>> start

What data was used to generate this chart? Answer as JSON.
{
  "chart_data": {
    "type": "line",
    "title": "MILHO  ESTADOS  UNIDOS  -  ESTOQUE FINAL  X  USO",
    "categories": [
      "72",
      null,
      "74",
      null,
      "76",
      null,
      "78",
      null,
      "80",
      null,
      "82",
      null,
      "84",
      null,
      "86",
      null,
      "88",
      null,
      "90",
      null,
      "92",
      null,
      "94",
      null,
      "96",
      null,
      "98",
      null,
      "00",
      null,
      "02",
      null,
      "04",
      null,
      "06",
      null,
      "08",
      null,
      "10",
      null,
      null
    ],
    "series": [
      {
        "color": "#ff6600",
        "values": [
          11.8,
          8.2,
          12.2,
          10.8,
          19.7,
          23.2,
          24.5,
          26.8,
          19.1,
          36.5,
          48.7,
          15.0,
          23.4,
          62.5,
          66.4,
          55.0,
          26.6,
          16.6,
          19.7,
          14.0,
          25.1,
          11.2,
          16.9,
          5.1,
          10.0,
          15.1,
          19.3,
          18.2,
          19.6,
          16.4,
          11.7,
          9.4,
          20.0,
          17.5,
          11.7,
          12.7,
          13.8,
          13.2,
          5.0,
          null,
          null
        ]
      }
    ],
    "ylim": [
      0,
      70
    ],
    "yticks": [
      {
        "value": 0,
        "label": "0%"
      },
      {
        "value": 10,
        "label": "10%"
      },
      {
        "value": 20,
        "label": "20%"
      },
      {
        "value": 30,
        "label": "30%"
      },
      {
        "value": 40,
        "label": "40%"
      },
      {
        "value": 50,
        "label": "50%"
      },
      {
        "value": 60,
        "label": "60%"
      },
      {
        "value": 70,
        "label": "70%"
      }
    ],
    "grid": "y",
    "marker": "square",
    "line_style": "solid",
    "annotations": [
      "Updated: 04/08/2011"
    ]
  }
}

>> end

EXERCISE AIM:
Write out every entry exactly as given.

WRITTEN SOLUTION:
What data was used to generate this chart? Answer as JSON.
{
  "chart_data": {
    "type": "line",
    "title": "MILHO  ESTADOS  UNIDOS  -  ESTOQUE FINAL  X  USO",
    "categories": [
      "72",
      null,
      "74",
      null,
      "76",
      null,
      "78",
      null,
      "80",
      null,
      "82",
      null,
      "84",
      null,
      "86",
      null,
      "88",
      null,
      "90",
      null,
      "92",
      null,
      "94",
      null,
      "96",
      null,
      "98",
      null,
      "00",
      null,
      "02",
      null,
      "04",
      null,
      "06",
      null,
      "08",
      null,
      "10",
      null,
      null
    ],
    "series": [
      {
        "color": "#ff6600",
        "values": [
          11.8,
          8.2,
          12.2,
          10.8,
          19.7,
          23.2,
          24.5,
          26.8,
          19.1,
          36.5,
          48.7,
          15.0,
          23.4,
          62.5,
          66.4,
          55.0,
          26.6,
          16.6,
          19.7,
          14.0,
          25.1,
          11.2,
          16.9,
          5.1,
          10.0,
          15.1,
          19.3,
          18.2,
          19.6,
          16.4,
          11.7,
          9.4,
          20.0,
          17.5,
          11.7,
          12.7,
          13.8,
          13.2,
          5.0,
          null,
          null
        ]
      }
    ],
    "ylim": [
      0,
      70
    ],
    "yticks": [
      {
        "value": 0,
        "label": "0%"
      },
      {
        "value": 10,
        "label": "10%"
      },
      {
        "value": 20,
        "label": "20%"
      },
      {
        "value": 30,
        "label": "30%"
      },
      {
        "value": 40,
        "label": "40%"
      },
      {
        "value": 50,
        "label": "50%"
      },
      {
        "value": 60,
        "label": "60%"
      },
      {
        "value": 70,
        "label": "70%"
      }
    ],
    "grid": "y",
    "marker": "square",
    "line_style": "solid",
    "annotations": [
      "Updated: 04/08/2011"
    ]
  }
}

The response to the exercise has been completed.